(GIVEN INSTRUCTION):
Copy the items below without changes, from their first line through the line that contains "What elements are", inclusive. Leave the pictures out of your copy.

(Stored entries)
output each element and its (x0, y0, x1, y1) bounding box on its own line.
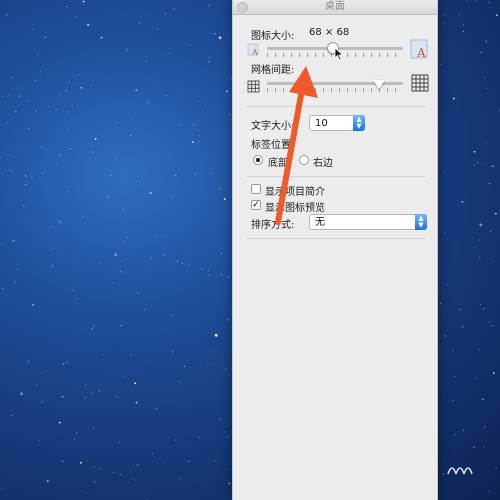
desktop-view-options-panel: 桌面 图标大小: 68 × 68 A A 网格间距: 文字大小: 10 ▲ ▼ … (232, 0, 438, 500)
show-icon-preview-checkbox[interactable]: ✓ (251, 200, 261, 210)
sort-by-value: 无 (315, 217, 325, 228)
watermark-logo (446, 458, 474, 478)
show-item-info-label: 显示项目简介 (265, 187, 325, 198)
chevron-updown-icon: ▲ ▼ (415, 214, 427, 230)
large-grid-icon (411, 74, 429, 96)
grid-spacing-label: 网格间距: (251, 65, 295, 76)
svg-text:A: A (251, 48, 258, 57)
mouse-cursor-icon (334, 46, 344, 65)
chevron-updown-icon: ▲ ▼ (353, 115, 365, 131)
radio-bottom-label: 底部 (268, 158, 288, 169)
window-titlebar: 桌面 (233, 0, 437, 15)
svg-text:A: A (416, 46, 426, 60)
show-item-info-checkbox[interactable] (251, 184, 261, 194)
separator (247, 176, 425, 177)
text-size-label: 文字大小: (251, 121, 295, 132)
icon-size-label: 图标大小: (251, 31, 295, 42)
text-size-value: 10 (315, 118, 328, 129)
text-size-popup[interactable]: 10 ▲ ▼ (309, 115, 365, 131)
radio-right-label: 右边 (313, 158, 333, 169)
grid-spacing-slider-thumb[interactable] (373, 80, 385, 89)
large-icon-preview-icon: A (409, 38, 431, 64)
separator (247, 106, 425, 107)
sort-by-popup[interactable]: 无 ▲ ▼ (309, 214, 427, 230)
label-position-label: 标签位置: (251, 140, 295, 151)
small-icon-preview-icon: A (247, 42, 261, 61)
sort-by-label: 排序方式: (251, 220, 295, 231)
radio-bottom[interactable] (253, 155, 263, 165)
window-title: 桌面 (325, 1, 345, 12)
icon-size-value: 68 × 68 (309, 27, 350, 38)
radio-right[interactable] (299, 155, 309, 165)
separator (247, 238, 425, 239)
close-button[interactable] (237, 2, 248, 13)
small-grid-icon (247, 78, 260, 97)
show-icon-preview-label: 显示图标预览 (265, 203, 325, 214)
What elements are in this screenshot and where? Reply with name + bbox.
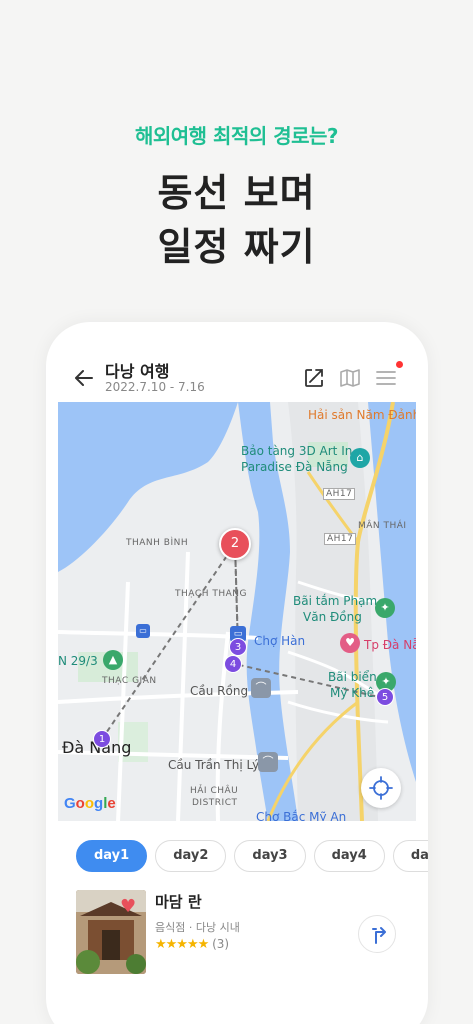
map-label-thac-gian: THẠC GIÁN — [102, 676, 157, 686]
map-label-cho-bac: Chợ Bắc Mỹ An — [256, 810, 347, 821]
back-arrow-icon[interactable] — [72, 366, 96, 390]
route-pin-3[interactable]: 3 — [229, 638, 247, 656]
promo-title: 동선 보며 일정 짜기 — [0, 166, 473, 274]
map-label-bai-bien: Bãi biển — [328, 670, 377, 684]
map-label-bao-tang: Bảo tàng 3D Art In — [241, 444, 353, 458]
promo-title-line2: 일정 짜기 — [157, 225, 316, 269]
map-label-van-dong: Văn Đồng — [303, 610, 362, 624]
route-pin-1[interactable]: 1 — [93, 730, 111, 748]
place-thumbnail: ♥ — [76, 890, 146, 974]
trip-dates: 2022.7.10 - 7.16 — [105, 380, 205, 394]
promo-subtitle: 해외여행 최적의 경로는? — [134, 124, 339, 148]
directions-button[interactable] — [358, 915, 396, 953]
share-icon[interactable] — [302, 366, 326, 390]
place-rating: ★★★★★ (3) — [155, 937, 229, 952]
google-logo: Google — [64, 795, 116, 812]
route-map[interactable]: Hải sản Năm Đảnh Bảo tàng 3D Art In Para… — [58, 402, 416, 821]
museum-poi-icon[interactable]: ⌂ — [350, 448, 370, 468]
train-poi-icon[interactable]: ▭ — [136, 624, 150, 638]
phone-frame: 다낭 여행 2022.7.10 - 7.16 Hải sản Năm Đảnh … — [46, 322, 428, 1024]
map-label-ah17-b: AH17 — [324, 533, 357, 545]
place-name: 마담 란 — [155, 893, 202, 911]
park-poi-icon[interactable]: ▲ — [103, 650, 123, 670]
trip-title: 다낭 여행 — [105, 362, 170, 381]
crosshair-icon — [369, 776, 393, 800]
beach-poi-icon[interactable]: ✦ — [375, 598, 395, 618]
route-pin-4[interactable]: 4 — [224, 655, 242, 673]
my-location-button[interactable] — [361, 768, 401, 808]
map-label-bai-tam: Bãi tắm Phạm — [293, 594, 378, 608]
map-label-hai-chau: HẢI CHÂU — [190, 786, 239, 796]
map-label-ah17-a: AH17 — [323, 488, 356, 500]
route-pin-2[interactable]: 2 — [219, 528, 251, 560]
bridge-poi-icon[interactable]: ⌒ — [251, 678, 271, 698]
bridge2-poi-icon[interactable]: ⌒ — [258, 752, 278, 772]
tab-day1[interactable]: day1 — [76, 840, 148, 872]
notification-dot — [396, 361, 403, 368]
favorite-heart-icon[interactable]: ♥ — [120, 896, 136, 917]
trip-header: 다낭 여행 2022.7.10 - 7.16 — [46, 322, 428, 402]
map-label-my-khe: Mỹ Khê — [330, 686, 375, 700]
map-label-tp-da-nang: Tp Đà Nẵ — [364, 638, 416, 652]
map-label-thach-thang: THẠCH THANG — [175, 589, 247, 599]
tab-day4[interactable]: day4 — [313, 840, 385, 872]
directions-icon — [372, 927, 386, 944]
menu-icon[interactable] — [374, 366, 398, 390]
hotel-poi-icon[interactable]: ♥ — [340, 633, 360, 653]
promo-title-line1: 동선 보며 — [157, 171, 316, 215]
map-label-n29: N 29/3 — [58, 654, 98, 668]
map-label-district: DISTRICT — [192, 798, 238, 808]
place-card[interactable]: ♥ 마담 란 음식점 · 다낭 시내 ★★★★★ (3) — [76, 890, 398, 976]
tab-day2[interactable]: day2 — [155, 840, 227, 872]
place-category: 음식점 · 다낭 시내 — [155, 921, 240, 934]
day-tabs: day1day2day3day4day5 — [76, 840, 428, 874]
map-label-cau-rong: Cầu Rồng — [190, 684, 249, 698]
map-label-man-thai: MÂN THÁI — [358, 521, 407, 531]
tab-day3[interactable]: day3 — [234, 840, 306, 872]
tab-day5[interactable]: day5 — [392, 840, 428, 872]
rating-stars: ★★★★★ — [155, 937, 209, 952]
review-count: (3) — [212, 937, 230, 951]
map-icon[interactable] — [338, 366, 362, 390]
route-pin-5[interactable]: 5 — [376, 688, 394, 706]
map-label-paradise: Paradise Đà Nẵng — [241, 460, 348, 474]
map-label-thanh-binh: THANH BÌNH — [126, 538, 189, 548]
map-label-cau-tran: Cầu Trần Thị Lý — [168, 758, 260, 772]
map-label-cho-han: Chợ Hàn — [254, 634, 306, 648]
map-label-hai-san: Hải sản Năm Đảnh — [308, 408, 416, 422]
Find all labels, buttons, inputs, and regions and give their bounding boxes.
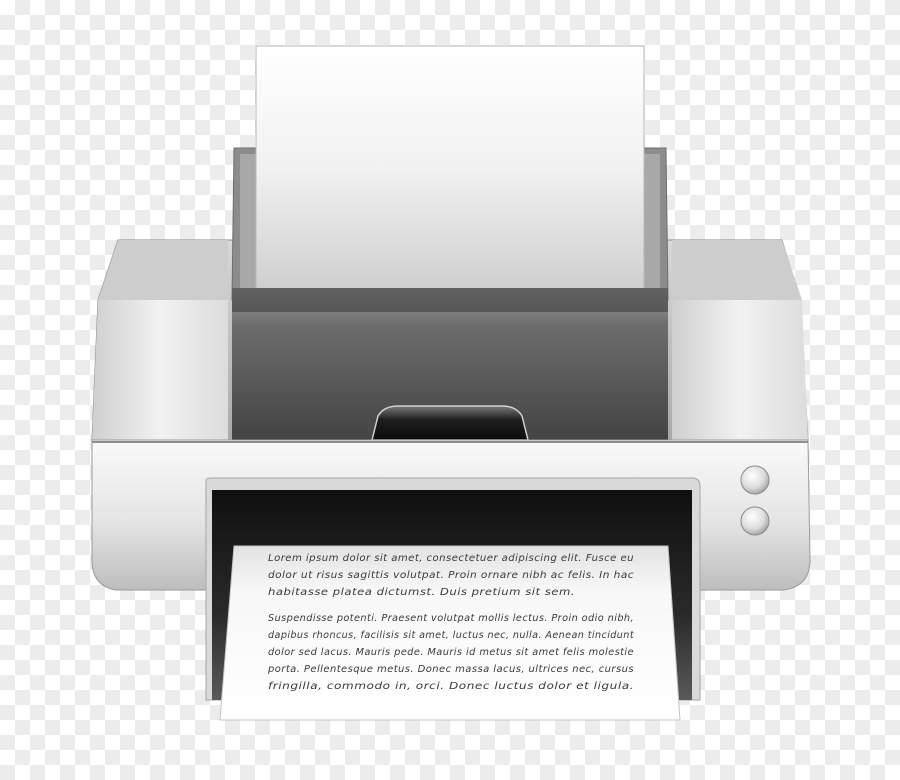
- cover-latch-knob[interactable]: [371, 405, 529, 441]
- document-line: dolor sed lacus. Mauris pede. Mauris id …: [268, 647, 634, 658]
- document-line: habitasse platea dictumst. Duis pretium …: [268, 587, 575, 598]
- document-line: fringilla, commodo in, orci. Donec luctu…: [268, 681, 634, 692]
- document-line: dapibus rhoncus, facilisis sit amet, luc…: [268, 630, 635, 641]
- resume-button[interactable]: [740, 506, 770, 536]
- document-line: dolor ut risus sagittis volutpat. Proin …: [268, 570, 634, 581]
- power-button[interactable]: [740, 465, 770, 495]
- printer-illustration: Lorem ipsum dolor sit amet, consectetuer…: [91, 45, 811, 721]
- document-line: porta. Pellentesque metus. Donec massa l…: [267, 664, 634, 675]
- output-paper-sheet: Lorem ipsum dolor sit amet, consectetuer…: [219, 545, 681, 721]
- document-line: Lorem ipsum dolor sit amet, consectetuer…: [268, 553, 634, 564]
- input-paper-sheet: [255, 45, 645, 291]
- document-line: Suspendisse potenti. Praesent volutpat m…: [268, 613, 634, 624]
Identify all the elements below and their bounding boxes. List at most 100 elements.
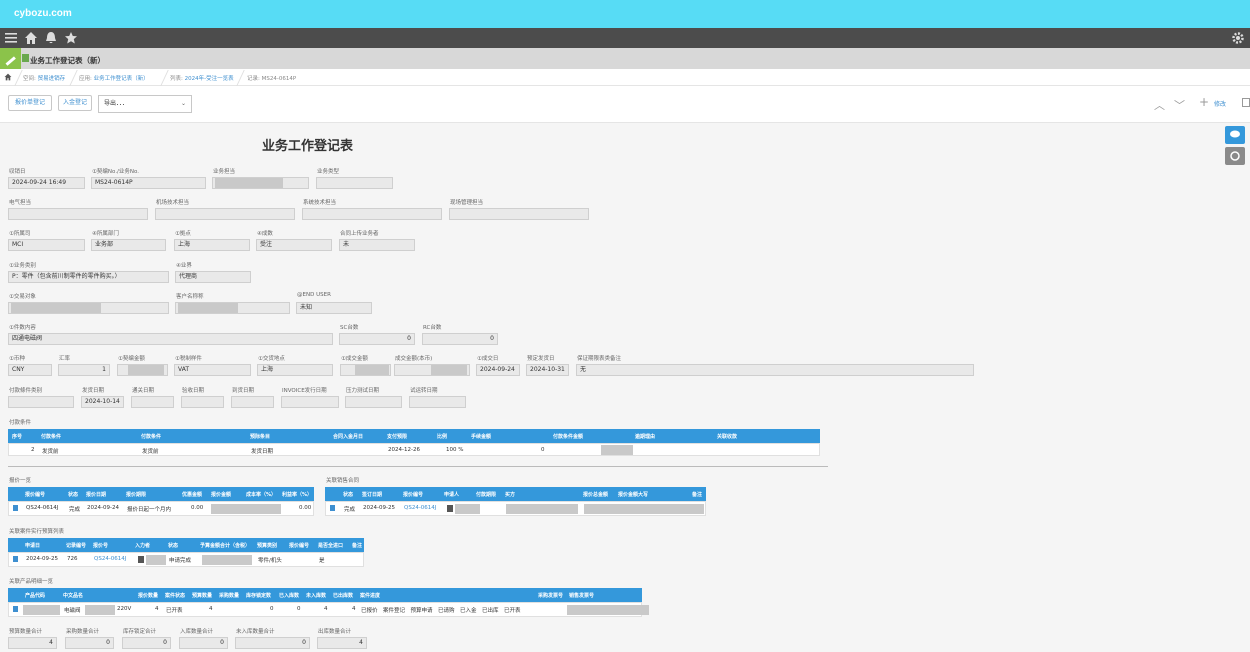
pay-type-label: 付款條件类别: [9, 388, 43, 394]
company-field: MCI: [8, 239, 85, 251]
warranty-field: 无: [576, 364, 974, 376]
table-row: 2 发货前 发货前 发货日期 2024-12-26 100 % 0: [8, 443, 820, 456]
bell-icon[interactable]: [44, 31, 58, 45]
deal-label: ①成交金额: [341, 356, 368, 362]
enduser-label: @END USER: [297, 292, 331, 298]
budget-table-title: 关联案件实行预算列表: [9, 529, 65, 535]
add-record-icon[interactable]: +: [1199, 95, 1209, 109]
gear-icon[interactable]: [1231, 31, 1245, 45]
plan-label: 预定发货日: [527, 356, 555, 362]
base-field: 上海: [174, 239, 250, 251]
ship-field: 2024-10-14: [81, 396, 124, 408]
deal-field: [340, 364, 391, 376]
plan-field: 2024-10-31: [526, 364, 569, 376]
breadcrumb-record: 记录: MS24-0614P: [247, 76, 297, 82]
redacted-mask: [567, 605, 649, 615]
rate-field: 1: [58, 364, 110, 376]
quote-register-button[interactable]: 报价单登记: [8, 95, 52, 111]
staff-field: [212, 177, 309, 189]
redacted-mask: [11, 303, 101, 313]
nav-bar: [0, 28, 1250, 48]
type-field: [316, 177, 393, 189]
elec-label: 电气担当: [9, 200, 32, 206]
redacted-mask: [128, 365, 164, 375]
next-record-icon[interactable]: ﹀: [1174, 97, 1185, 113]
home-icon[interactable]: [24, 31, 38, 45]
stage-field: 受注: [256, 239, 332, 251]
breadcrumb-list[interactable]: 列表: 2024年-受注一览表: [170, 74, 234, 82]
rc-label: RC台数: [423, 325, 442, 331]
mech-field: [155, 208, 295, 220]
elec-field: [8, 208, 148, 220]
total-notin-label: 未入库数量合计: [236, 629, 275, 635]
table-row[interactable]: QS24-0614J 完成 2024-09-24 报价日起一个月内 0.00 0…: [8, 501, 314, 516]
date-field: 2024-09-24 16:49: [8, 177, 85, 189]
industry-field: 代理商: [175, 271, 251, 283]
export-select[interactable]: 导出．．． ⌄: [98, 95, 192, 113]
breadcrumb-home-icon[interactable]: [4, 73, 12, 81]
quote-table-header: 报价编号 状态 报价日期 报价期限 优惠金额 报价金额 成本率（%） 利益率（%…: [8, 487, 314, 501]
amount-field: [117, 364, 168, 376]
rc-field: 0: [422, 333, 498, 345]
pencil-icon[interactable]: [1242, 98, 1250, 107]
sys-label: 系统技术担当: [303, 200, 337, 206]
currency-field: CNY: [8, 364, 52, 376]
product-table-title: 关联产品明细一览: [9, 579, 54, 585]
quote-table-title: 报价一览: [9, 478, 32, 484]
content-label: ①件数内容: [9, 325, 36, 331]
invoice-label: INVOICE发行日期: [282, 388, 327, 394]
history-button[interactable]: [1225, 147, 1245, 165]
prev-record-icon[interactable]: ︿: [1154, 97, 1165, 113]
redacted-mask: [202, 555, 252, 565]
trial-field: [409, 396, 466, 408]
deal-date-label: ①成交日: [477, 356, 499, 362]
table-row[interactable]: 电磁阀 220V 4 已开表 4 0 0 4 4 已报价 案件登记 预算申请 已…: [8, 602, 649, 617]
sys-field: [302, 208, 442, 220]
app-mini-icon: [22, 54, 29, 62]
arrive-field: [231, 396, 274, 408]
comment-button[interactable]: [1225, 126, 1245, 144]
partner-field: [8, 302, 169, 314]
total-purchase-field: 0: [65, 637, 114, 649]
table-row[interactable]: 2024-09-25 726 QS24-0614J 申请完成 零件/机头 是: [8, 552, 364, 567]
brand-logo[interactable]: cybozu.com: [14, 8, 72, 19]
rate-label: 汇率: [59, 356, 71, 362]
deal-date-field: 2024-09-24: [476, 364, 520, 376]
app-icon: [0, 48, 21, 69]
stage-label: ④成数: [257, 231, 273, 237]
total-lock-field: 0: [122, 637, 171, 649]
dept-field: 业务部: [91, 239, 166, 251]
table-row[interactable]: 完成 2024-09-25 QS24-0614J: [325, 501, 706, 516]
document-icon[interactable]: [13, 556, 18, 562]
redacted-mask: [601, 445, 633, 455]
menu-icon[interactable]: [4, 31, 18, 45]
contract-field: 未: [339, 239, 415, 251]
total-out-label: 出库数量合计: [318, 629, 352, 635]
total-budget-label: 预算数量合计: [9, 629, 43, 635]
receive-field: [181, 396, 224, 408]
breadcrumb-app[interactable]: 应用: 业务工作登记表（新）: [79, 74, 149, 82]
redacted-mask: [23, 605, 60, 615]
breadcrumb-space[interactable]: 空间: 贸易进销存: [23, 74, 65, 82]
total-purchase-label: 采购数量合计: [66, 629, 100, 635]
receive-label: 验收日期: [182, 388, 205, 394]
product-table-header: 产品代码 中文品名 报价数量 案件状态 预算数量 采购数量 库存锁定数 已入库数…: [8, 588, 642, 602]
currency-label: ①币种: [9, 356, 25, 362]
star-icon[interactable]: [64, 31, 78, 45]
payment-register-button[interactable]: 入金登记: [58, 95, 92, 111]
pressure-field: [345, 396, 402, 408]
warranty-label: 保证期限表类备注: [577, 356, 622, 362]
document-icon[interactable]: [13, 505, 18, 511]
edit-link[interactable]: 修改: [1214, 99, 1226, 108]
industry-label: ④业界: [176, 263, 192, 269]
pressure-label: 压力测试日期: [346, 388, 380, 394]
mech-label: 机场技术担当: [156, 200, 190, 206]
document-icon[interactable]: [330, 505, 335, 511]
document-icon[interactable]: [13, 606, 18, 612]
app-bar: [0, 48, 1250, 69]
redacted-mask: [431, 365, 467, 375]
date-label: 収销日: [9, 169, 26, 175]
enduser-field: 未知: [296, 302, 372, 314]
amount-label: ①契编金额: [118, 356, 145, 362]
place-field: 上海: [257, 364, 333, 376]
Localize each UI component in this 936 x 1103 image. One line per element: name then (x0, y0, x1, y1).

(THE COMPLETED TASK):
output each element and its (x0, y0, x1, y1) bounding box on its own line.
desktop-view-options-panel: 桌面 图标大小: 68 × 68 A A 网格间距: 文字大小: 10 ▲ ▼ … (232, 0, 438, 500)
show-icon-preview-checkbox[interactable]: ✓ (251, 200, 261, 210)
sort-by-value: 无 (315, 217, 325, 228)
watermark-logo (446, 458, 474, 478)
show-item-info-label: 显示项目简介 (265, 187, 325, 198)
chevron-updown-icon: ▲ ▼ (415, 214, 427, 230)
large-grid-icon (411, 74, 429, 96)
grid-spacing-label: 网格间距: (251, 65, 295, 76)
svg-text:A: A (251, 48, 258, 57)
mouse-cursor-icon (334, 46, 344, 65)
chevron-updown-icon: ▲ ▼ (353, 115, 365, 131)
radio-bottom-label: 底部 (268, 158, 288, 169)
window-titlebar: 桌面 (233, 0, 437, 15)
svg-text:A: A (416, 46, 426, 60)
show-item-info-checkbox[interactable] (251, 184, 261, 194)
separator (247, 176, 425, 177)
text-size-label: 文字大小: (251, 121, 295, 132)
icon-size-label: 图标大小: (251, 31, 295, 42)
text-size-value: 10 (315, 118, 328, 129)
text-size-popup[interactable]: 10 ▲ ▼ (309, 115, 365, 131)
radio-right-label: 右边 (313, 158, 333, 169)
grid-spacing-slider-thumb[interactable] (373, 80, 385, 89)
large-icon-preview-icon: A (409, 38, 431, 64)
separator (247, 106, 425, 107)
sort-by-popup[interactable]: 无 ▲ ▼ (309, 214, 427, 230)
label-position-label: 标签位置: (251, 140, 295, 151)
small-icon-preview-icon: A (247, 42, 261, 61)
sort-by-label: 排序方式: (251, 220, 295, 231)
radio-bottom[interactable] (253, 155, 263, 165)
window-title: 桌面 (325, 1, 345, 12)
icon-size-value: 68 × 68 (309, 27, 350, 38)
radio-right[interactable] (299, 155, 309, 165)
separator (247, 238, 425, 239)
close-button[interactable] (237, 2, 248, 13)
small-grid-icon (247, 78, 260, 97)
show-icon-preview-label: 显示图标预览 (265, 203, 325, 214)
What elements are in this screenshot and where? Reply with name + bbox.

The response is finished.